Give every line of the data again, unchanged, but with no pictures.
BEGIN STORED RECORDS
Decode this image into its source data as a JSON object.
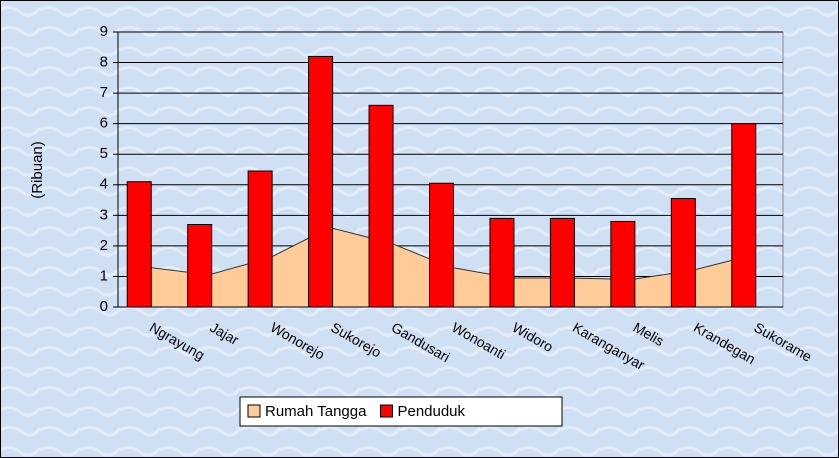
{
  "chart_data": {
    "type": "bar-area",
    "y_label": "(Ribuan)",
    "categories": [
      "Ngrayung",
      "Jajar",
      "Wonorejo",
      "Sukorejo",
      "Gandusari",
      "Wonoanti",
      "Widoro",
      "Karanganyar",
      "Melis",
      "Krandegan",
      "Sukorame"
    ],
    "series": [
      {
        "name": "Rumah Tangga",
        "type": "area",
        "color": "#ffcc99",
        "values": [
          1.3,
          1.05,
          1.6,
          2.6,
          2.1,
          1.3,
          0.95,
          0.95,
          0.9,
          1.2,
          1.7
        ]
      },
      {
        "name": "Penduduk",
        "type": "bar",
        "color": "#ff0000",
        "values": [
          4.1,
          2.7,
          4.45,
          8.2,
          6.6,
          4.05,
          2.9,
          2.9,
          2.8,
          3.55,
          6.0
        ]
      }
    ],
    "ylim": [
      0,
      9
    ],
    "yticks": [
      0,
      1,
      2,
      3,
      4,
      5,
      6,
      7,
      8,
      9
    ],
    "grid": true
  }
}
END STORED RECORDS
__ANSWER TO THE TASK__:
Decode this image into its source data as a JSON object.
{
  "chart_data": {
    "type": "bar-area",
    "y_label": "(Ribuan)",
    "categories": [
      "Ngrayung",
      "Jajar",
      "Wonorejo",
      "Sukorejo",
      "Gandusari",
      "Wonoanti",
      "Widoro",
      "Karanganyar",
      "Melis",
      "Krandegan",
      "Sukorame"
    ],
    "series": [
      {
        "name": "Rumah Tangga",
        "type": "area",
        "color": "#ffcc99",
        "values": [
          1.3,
          1.05,
          1.6,
          2.6,
          2.1,
          1.3,
          0.95,
          0.95,
          0.9,
          1.2,
          1.7
        ]
      },
      {
        "name": "Penduduk",
        "type": "bar",
        "color": "#ff0000",
        "values": [
          4.1,
          2.7,
          4.45,
          8.2,
          6.6,
          4.05,
          2.9,
          2.9,
          2.8,
          3.55,
          6.0
        ]
      }
    ],
    "ylim": [
      0,
      9
    ],
    "yticks": [
      0,
      1,
      2,
      3,
      4,
      5,
      6,
      7,
      8,
      9
    ],
    "grid": true
  }
}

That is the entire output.